▶ [WHAT IS BEING ASKED] Please copy down every item below word for word, changing nothing.

**** INFORMATION SUPPLIED

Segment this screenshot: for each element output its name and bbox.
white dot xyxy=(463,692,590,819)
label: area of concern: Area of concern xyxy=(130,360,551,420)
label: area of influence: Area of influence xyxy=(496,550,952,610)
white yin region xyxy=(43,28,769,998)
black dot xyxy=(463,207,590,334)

********

▶ [EXERCISE RESPONSE]
Segment this screenshot: for each element output its name and bbox.
white dot xyxy=(463,692,590,819)
label: area of concern: Area of concern xyxy=(130,360,551,420)
label: area of influence: Area of influence xyxy=(496,550,952,610)
white yin region xyxy=(43,28,769,998)
black dot xyxy=(463,207,590,334)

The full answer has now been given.